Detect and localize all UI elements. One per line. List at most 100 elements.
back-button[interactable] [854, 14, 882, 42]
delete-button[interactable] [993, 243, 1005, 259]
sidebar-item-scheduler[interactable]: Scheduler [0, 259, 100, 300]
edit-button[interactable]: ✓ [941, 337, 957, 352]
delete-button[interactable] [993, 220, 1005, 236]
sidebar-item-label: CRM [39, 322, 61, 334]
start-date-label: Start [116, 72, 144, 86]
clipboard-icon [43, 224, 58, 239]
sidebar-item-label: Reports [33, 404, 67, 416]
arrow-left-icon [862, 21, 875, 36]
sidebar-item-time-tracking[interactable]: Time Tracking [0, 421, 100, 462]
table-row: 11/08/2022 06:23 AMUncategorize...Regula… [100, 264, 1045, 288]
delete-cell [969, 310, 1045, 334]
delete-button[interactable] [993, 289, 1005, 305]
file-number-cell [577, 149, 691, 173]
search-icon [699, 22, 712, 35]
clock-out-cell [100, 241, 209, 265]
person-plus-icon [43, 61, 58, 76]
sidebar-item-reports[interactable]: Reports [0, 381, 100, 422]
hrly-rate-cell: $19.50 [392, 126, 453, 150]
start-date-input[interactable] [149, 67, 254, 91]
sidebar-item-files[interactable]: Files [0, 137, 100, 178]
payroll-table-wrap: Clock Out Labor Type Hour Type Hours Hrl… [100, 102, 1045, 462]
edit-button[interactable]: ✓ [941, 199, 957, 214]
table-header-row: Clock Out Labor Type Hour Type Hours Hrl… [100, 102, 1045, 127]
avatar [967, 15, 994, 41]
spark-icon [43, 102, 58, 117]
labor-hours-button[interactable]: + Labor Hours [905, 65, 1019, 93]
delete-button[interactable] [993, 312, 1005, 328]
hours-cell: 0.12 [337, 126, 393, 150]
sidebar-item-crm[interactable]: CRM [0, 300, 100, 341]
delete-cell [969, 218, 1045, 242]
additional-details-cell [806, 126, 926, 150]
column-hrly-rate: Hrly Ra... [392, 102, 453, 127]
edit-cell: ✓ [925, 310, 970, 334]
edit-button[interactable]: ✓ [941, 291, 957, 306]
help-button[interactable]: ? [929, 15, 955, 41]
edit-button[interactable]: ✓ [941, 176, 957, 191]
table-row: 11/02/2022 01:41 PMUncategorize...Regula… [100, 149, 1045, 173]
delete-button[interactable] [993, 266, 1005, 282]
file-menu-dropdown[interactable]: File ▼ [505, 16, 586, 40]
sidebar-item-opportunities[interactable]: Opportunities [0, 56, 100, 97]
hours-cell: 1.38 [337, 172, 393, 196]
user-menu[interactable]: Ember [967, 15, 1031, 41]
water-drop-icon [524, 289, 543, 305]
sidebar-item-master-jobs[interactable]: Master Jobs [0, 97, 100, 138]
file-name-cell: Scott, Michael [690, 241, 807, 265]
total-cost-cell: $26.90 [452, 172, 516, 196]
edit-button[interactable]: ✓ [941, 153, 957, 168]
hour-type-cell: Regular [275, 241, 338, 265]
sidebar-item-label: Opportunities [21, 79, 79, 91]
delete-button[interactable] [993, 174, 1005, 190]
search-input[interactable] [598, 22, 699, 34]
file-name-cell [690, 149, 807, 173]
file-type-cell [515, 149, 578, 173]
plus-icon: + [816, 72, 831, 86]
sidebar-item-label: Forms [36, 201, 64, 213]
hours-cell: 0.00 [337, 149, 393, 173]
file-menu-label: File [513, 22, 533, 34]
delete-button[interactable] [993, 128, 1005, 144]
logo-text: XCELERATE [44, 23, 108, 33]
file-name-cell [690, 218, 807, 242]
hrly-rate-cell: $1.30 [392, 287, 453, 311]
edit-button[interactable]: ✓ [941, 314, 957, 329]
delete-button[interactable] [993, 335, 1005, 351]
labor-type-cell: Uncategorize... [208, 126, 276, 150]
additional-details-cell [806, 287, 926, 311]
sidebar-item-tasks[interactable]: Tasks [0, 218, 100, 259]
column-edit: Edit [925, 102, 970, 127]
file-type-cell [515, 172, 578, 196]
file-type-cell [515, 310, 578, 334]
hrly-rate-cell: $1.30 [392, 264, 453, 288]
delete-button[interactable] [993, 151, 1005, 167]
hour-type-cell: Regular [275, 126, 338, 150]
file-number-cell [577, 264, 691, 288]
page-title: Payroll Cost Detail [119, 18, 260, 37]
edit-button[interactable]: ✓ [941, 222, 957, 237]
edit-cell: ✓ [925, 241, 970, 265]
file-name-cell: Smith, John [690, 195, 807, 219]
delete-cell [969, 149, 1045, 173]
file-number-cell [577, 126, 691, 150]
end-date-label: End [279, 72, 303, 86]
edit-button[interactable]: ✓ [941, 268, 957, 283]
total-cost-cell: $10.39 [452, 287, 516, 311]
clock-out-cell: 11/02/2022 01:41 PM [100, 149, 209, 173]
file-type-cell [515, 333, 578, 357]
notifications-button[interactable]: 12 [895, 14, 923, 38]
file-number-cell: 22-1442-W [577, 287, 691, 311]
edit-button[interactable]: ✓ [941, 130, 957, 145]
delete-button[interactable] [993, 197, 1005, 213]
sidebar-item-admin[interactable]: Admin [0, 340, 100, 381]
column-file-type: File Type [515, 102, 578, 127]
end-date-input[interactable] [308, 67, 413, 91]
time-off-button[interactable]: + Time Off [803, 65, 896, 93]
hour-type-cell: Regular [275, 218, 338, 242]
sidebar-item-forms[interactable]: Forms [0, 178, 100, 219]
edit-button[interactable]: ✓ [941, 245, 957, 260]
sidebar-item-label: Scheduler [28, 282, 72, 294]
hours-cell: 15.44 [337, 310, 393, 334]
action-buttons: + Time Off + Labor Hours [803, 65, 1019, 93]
———
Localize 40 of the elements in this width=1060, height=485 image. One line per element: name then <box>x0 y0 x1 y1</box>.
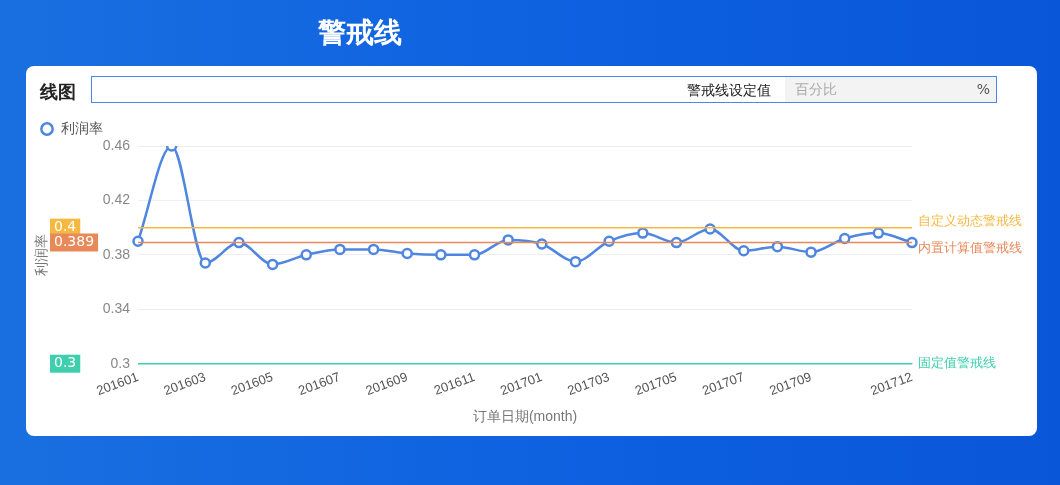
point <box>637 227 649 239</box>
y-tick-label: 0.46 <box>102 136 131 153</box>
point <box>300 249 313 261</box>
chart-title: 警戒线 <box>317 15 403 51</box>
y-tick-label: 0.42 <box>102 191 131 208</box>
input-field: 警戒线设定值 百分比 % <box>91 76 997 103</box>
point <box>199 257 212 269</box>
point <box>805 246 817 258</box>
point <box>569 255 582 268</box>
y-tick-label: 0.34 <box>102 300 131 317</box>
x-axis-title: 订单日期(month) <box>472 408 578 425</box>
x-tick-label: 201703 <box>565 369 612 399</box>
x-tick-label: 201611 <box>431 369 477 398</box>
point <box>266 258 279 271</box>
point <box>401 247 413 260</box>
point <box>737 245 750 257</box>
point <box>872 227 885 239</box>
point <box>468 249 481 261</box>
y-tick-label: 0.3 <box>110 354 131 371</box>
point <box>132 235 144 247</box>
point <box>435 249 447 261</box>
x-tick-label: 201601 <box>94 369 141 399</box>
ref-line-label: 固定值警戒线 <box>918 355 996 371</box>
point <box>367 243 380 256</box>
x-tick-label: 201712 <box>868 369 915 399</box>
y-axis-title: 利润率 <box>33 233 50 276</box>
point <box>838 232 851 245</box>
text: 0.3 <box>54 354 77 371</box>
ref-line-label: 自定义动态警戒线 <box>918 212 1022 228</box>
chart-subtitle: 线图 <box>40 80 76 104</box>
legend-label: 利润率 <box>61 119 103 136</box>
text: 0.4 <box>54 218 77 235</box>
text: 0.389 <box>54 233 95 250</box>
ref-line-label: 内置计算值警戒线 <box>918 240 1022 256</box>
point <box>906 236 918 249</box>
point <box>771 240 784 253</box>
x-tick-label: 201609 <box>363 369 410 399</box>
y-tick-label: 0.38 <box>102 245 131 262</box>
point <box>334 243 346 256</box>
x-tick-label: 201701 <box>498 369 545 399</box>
———
PROMPT
Quote word for word the lines in the material above, beginning with the line that has "point <box>637 227 649 239</box>" and ending after the line that has "point <box>569 255 582 268</box>".

PROBLEM SOLUTION
point <box>637 227 649 239</box>
y-tick-label: 0.46 <box>102 136 131 153</box>
point <box>300 249 313 261</box>
chart-title: 警戒线 <box>317 15 403 51</box>
y-tick-label: 0.42 <box>102 191 131 208</box>
input-field: 警戒线设定值 百分比 % <box>91 76 997 103</box>
point <box>199 257 212 269</box>
point <box>805 246 817 258</box>
point <box>569 255 582 268</box>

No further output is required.